• _WHAT THE TASK REQUIRES_: Print, word for word, the lines of the records starting at the line that contains "volume-bar — [35, 282, 40, 290]" and ending with the line that contains "candle-body — [601, 163, 607, 173]", both lines included.

Dataset excerpt:
>> begin
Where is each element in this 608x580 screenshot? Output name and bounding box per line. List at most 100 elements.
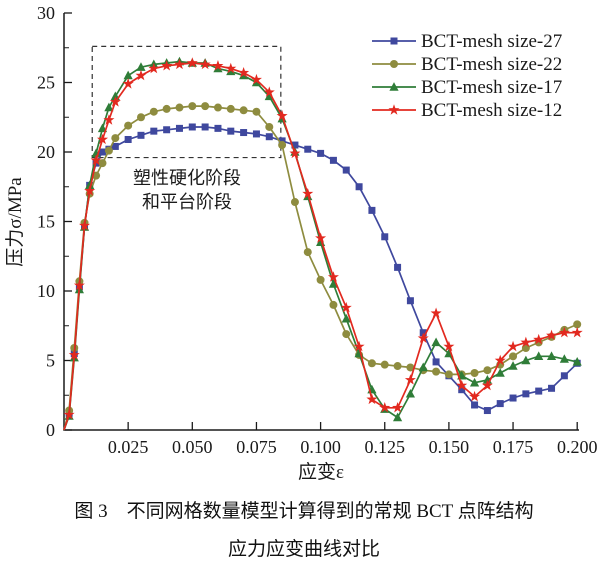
- data-point-star: [507, 340, 519, 352]
- data-point-triangle: [534, 351, 544, 361]
- data-point-circle: [432, 367, 441, 376]
- data-point-star: [392, 401, 404, 413]
- data-point-star: [353, 340, 365, 352]
- data-point-circle: [201, 102, 210, 111]
- data-point-triangle: [123, 70, 133, 80]
- data-point-square: [432, 358, 440, 366]
- data-point-circle: [573, 320, 582, 329]
- data-point-triangle: [572, 356, 582, 366]
- plateau-stage-label: 塑性硬化阶段: [133, 168, 241, 188]
- data-point-star: [250, 73, 262, 85]
- data-point-star: [456, 379, 468, 391]
- data-point-square: [509, 394, 517, 402]
- data-point-square: [483, 407, 491, 415]
- data-point-circle: [226, 104, 235, 113]
- data-point-triangle: [392, 412, 403, 422]
- data-point-square: [111, 142, 119, 150]
- x-tick-label: 0.050: [172, 437, 213, 457]
- data-point-triangle: [431, 337, 441, 347]
- data-point-square: [390, 37, 398, 45]
- data-point-circle: [239, 106, 248, 115]
- data-point-square: [98, 148, 106, 156]
- data-point-triangle: [405, 388, 416, 398]
- data-point-star: [96, 133, 109, 145]
- y-tick-label: 5: [46, 351, 55, 371]
- data-point-star: [417, 332, 429, 343]
- data-point-square: [458, 386, 466, 394]
- data-point-star: [263, 86, 275, 97]
- data-point-triangle: [546, 351, 557, 361]
- data-point-star: [366, 393, 378, 405]
- data-point-circle: [303, 248, 312, 257]
- data-point-star: [73, 279, 85, 291]
- x-tick-label: 0.100: [300, 437, 341, 457]
- data-point-circle: [290, 198, 299, 207]
- x-tick-label: 0.150: [429, 437, 470, 457]
- data-point-square: [214, 124, 222, 132]
- series-bct-mesh-size-12: [63, 57, 583, 431]
- x-axis-label: 应变ε: [298, 461, 344, 483]
- data-point-square: [342, 166, 350, 174]
- y-tick-label: 0: [46, 420, 55, 440]
- y-tick-label: 10: [37, 281, 55, 301]
- data-point-square: [240, 129, 248, 137]
- data-point-circle: [136, 113, 145, 122]
- data-point-circle: [265, 122, 274, 131]
- data-point-star: [469, 390, 481, 402]
- data-point-star: [302, 187, 314, 199]
- data-point-square: [496, 400, 504, 408]
- data-point-circle: [316, 275, 325, 284]
- data-point-star: [135, 69, 147, 81]
- data-point-triangle: [85, 180, 95, 190]
- data-point-circle: [124, 121, 133, 130]
- data-point-circle: [367, 359, 376, 368]
- data-point-square: [265, 133, 273, 141]
- data-point-star: [533, 333, 545, 345]
- data-point-star: [520, 336, 532, 348]
- legend-item: BCT-mesh size-22: [372, 54, 562, 75]
- data-point-circle: [380, 360, 389, 369]
- legend-item: BCT-mesh size-27: [372, 31, 562, 52]
- data-point-star: [212, 60, 224, 71]
- series-line: [63, 105, 578, 431]
- plateau-stage-label: 和平台阶段: [142, 192, 232, 212]
- data-point-square: [329, 156, 337, 164]
- y-tick-label: 25: [37, 73, 55, 93]
- data-point-triangle: [136, 62, 146, 71]
- data-point-circle: [278, 141, 287, 150]
- data-point-square: [188, 123, 196, 131]
- data-point-circle: [175, 103, 184, 112]
- data-point-triangle: [495, 368, 505, 377]
- plot-series: [63, 56, 583, 431]
- data-point-star: [109, 96, 121, 107]
- data-point-star: [68, 349, 80, 360]
- data-point-circle: [406, 363, 415, 372]
- y-tick-label: 30: [37, 3, 55, 23]
- data-point-circle: [98, 159, 107, 168]
- data-point-star: [173, 58, 185, 70]
- y-axis-label: 压力σ/MPa: [4, 177, 26, 267]
- data-point-circle: [111, 134, 120, 143]
- data-point-circle: [483, 366, 492, 375]
- data-point-square: [150, 127, 158, 135]
- data-point-square: [548, 384, 556, 392]
- x-tick-label: 0.025: [108, 437, 149, 457]
- data-point-square: [368, 206, 376, 214]
- data-point-triangle: [104, 102, 114, 112]
- data-point-square: [252, 130, 260, 138]
- data-point-star: [238, 66, 250, 78]
- data-point-square: [560, 372, 568, 380]
- data-point-star: [161, 60, 173, 71]
- data-point-triangle: [559, 354, 569, 363]
- legend-label: BCT-mesh size-27: [421, 31, 562, 52]
- data-point-square: [381, 233, 389, 241]
- data-point-star: [571, 326, 583, 338]
- data-point-star: [327, 271, 339, 282]
- data-point-star: [379, 401, 391, 413]
- data-point-square: [291, 141, 299, 149]
- data-point-star: [558, 326, 570, 338]
- data-point-circle: [329, 300, 338, 309]
- data-point-star: [481, 379, 493, 391]
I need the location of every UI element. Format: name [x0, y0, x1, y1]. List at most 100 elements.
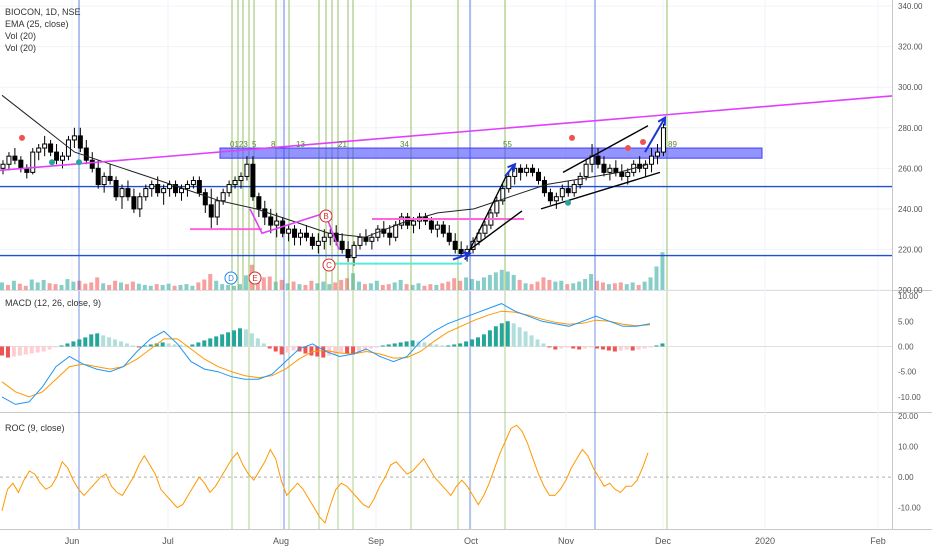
volume-bar — [35, 282, 40, 290]
volume-bar — [464, 277, 469, 290]
volume-bar — [470, 279, 475, 290]
macd-histogram-bar — [392, 343, 397, 347]
candle-body — [393, 224, 399, 238]
volume-bar — [178, 284, 183, 290]
volume-bar — [285, 283, 290, 290]
price-tick-label: 200.00 — [898, 286, 923, 295]
volume-bar — [83, 283, 88, 290]
macd-histogram-bar — [29, 346, 34, 354]
macd-histogram-bar — [71, 341, 76, 347]
candle-body — [339, 240, 345, 250]
candle-body — [83, 147, 89, 161]
channel-oct-upper — [464, 172, 509, 260]
arrow-oct-head — [507, 162, 517, 173]
macd-tick-label: -5.00 — [898, 368, 917, 377]
macd-histogram-bar — [142, 345, 147, 347]
candle-body — [18, 159, 24, 169]
volume-bar — [291, 281, 296, 290]
candle-body — [262, 208, 268, 218]
candle-body — [601, 163, 607, 173]
volume-bar — [148, 285, 153, 290]
volume-bar — [642, 281, 647, 290]
macd-title[interactable]: MACD (12, 26, close, 9) — [5, 298, 102, 308]
macd-histogram-bar — [589, 346, 594, 348]
macd-pane — [0, 303, 892, 405]
volume-bar — [71, 281, 76, 290]
macd-histogram-bar — [303, 346, 308, 354]
candle-body — [190, 179, 196, 186]
volume-bar — [47, 283, 52, 290]
macd-histogram-bar — [434, 344, 439, 347]
candle-body — [536, 171, 541, 181]
time-tick-label: 2020 — [755, 536, 775, 546]
candle-body — [286, 228, 292, 234]
volume-bar — [624, 284, 629, 290]
macd-histogram-bar — [618, 346, 623, 351]
volume-bar — [124, 284, 129, 290]
macd-histogram-bar — [5, 346, 10, 358]
candle-body — [446, 232, 452, 242]
roc-title[interactable]: ROC (9, close) — [5, 423, 65, 433]
volume-bar — [226, 284, 231, 290]
projection-arrow-head — [657, 115, 667, 126]
main-legend: BIOCON, 1D, NSE EMA (25, close) Vol (20)… — [5, 6, 81, 54]
candle-body — [71, 135, 77, 141]
volume-bar — [440, 283, 445, 290]
price-tick-label: 320.00 — [898, 43, 923, 52]
candle-body — [309, 236, 315, 246]
vol-legend-2[interactable]: Vol (20) — [5, 43, 37, 53]
macd-histogram-bar — [255, 338, 260, 347]
roc-tick-label: -10.00 — [898, 504, 921, 513]
volume-bar — [59, 284, 64, 290]
drawings-front: 0123 5 8 13 21 34 55 89 B C D E — [0, 95, 893, 285]
symbol-label[interactable]: BIOCON, 1D, NSE — [5, 7, 81, 17]
ema-legend[interactable]: EMA (25, close) — [5, 19, 69, 29]
volume-bar — [220, 284, 225, 290]
volume-bar — [11, 280, 16, 290]
macd-histogram-bar — [595, 346, 599, 349]
volume-bar — [446, 281, 451, 290]
volume-bar — [130, 281, 135, 290]
volume-bar — [505, 271, 510, 290]
candle-body — [315, 240, 321, 246]
candle-body — [649, 155, 655, 165]
volume-bar — [113, 280, 118, 290]
signal-dot — [49, 159, 55, 166]
macd-histogram-bar — [309, 346, 314, 356]
macd-histogram-bar — [226, 332, 231, 347]
candle-body — [6, 155, 12, 165]
macd-histogram-bar — [636, 346, 641, 350]
time-tick-label: Jul — [162, 536, 174, 546]
volume-bar — [267, 276, 272, 290]
time-tick-label: Sep — [368, 536, 384, 546]
macd-histogram-bar — [202, 340, 207, 347]
arrow-sep-head — [461, 251, 472, 261]
macd-histogram-bar — [612, 346, 617, 352]
macd-histogram-bar — [291, 346, 296, 351]
macd-histogram-bar — [660, 343, 665, 347]
candle-body — [625, 171, 631, 177]
volume-bar — [327, 284, 332, 290]
candle-body — [321, 236, 327, 242]
candle-body — [524, 167, 530, 173]
volume-bar — [648, 277, 653, 290]
macd-histogram-bar — [648, 346, 653, 348]
signal-dot — [76, 159, 82, 166]
vol-legend-1[interactable]: Vol (20) — [5, 31, 37, 41]
channel-oct-lower — [469, 210, 523, 251]
projection-arrow — [644, 117, 666, 153]
candle-body — [149, 184, 155, 190]
candle-body — [60, 155, 65, 161]
volume-bar — [303, 284, 308, 290]
macd-histogram-bar — [600, 346, 605, 350]
fib-time-label: 13 — [296, 140, 305, 149]
macd-histogram-bar — [398, 342, 403, 347]
volume-bar — [53, 284, 58, 290]
candle-body — [482, 224, 488, 234]
volume-bar — [232, 285, 237, 290]
signal-dot — [569, 134, 575, 141]
macd-histogram-bar — [464, 341, 469, 347]
macd-histogram-bar — [124, 343, 129, 347]
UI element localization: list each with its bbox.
>> end
• _WRITTEN SOLUTION_:
volume-bar — [35, 282, 40, 290]
volume-bar — [464, 277, 469, 290]
volume-bar — [470, 279, 475, 290]
macd-histogram-bar — [392, 343, 397, 347]
candle-body — [393, 224, 399, 238]
volume-bar — [178, 284, 183, 290]
volume-bar — [285, 283, 290, 290]
price-tick-label: 200.00 — [898, 286, 923, 295]
volume-bar — [83, 283, 88, 290]
macd-histogram-bar — [29, 346, 34, 354]
macd-histogram-bar — [71, 341, 76, 347]
candle-body — [339, 240, 345, 250]
candle-body — [83, 147, 89, 161]
channel-oct-upper — [464, 172, 509, 260]
arrow-oct-head — [507, 162, 517, 173]
macd-tick-label: -5.00 — [898, 368, 917, 377]
macd-histogram-bar — [142, 345, 147, 347]
candle-body — [18, 159, 24, 169]
volume-bar — [291, 281, 296, 290]
candle-body — [262, 208, 268, 218]
candle-body — [601, 163, 607, 173]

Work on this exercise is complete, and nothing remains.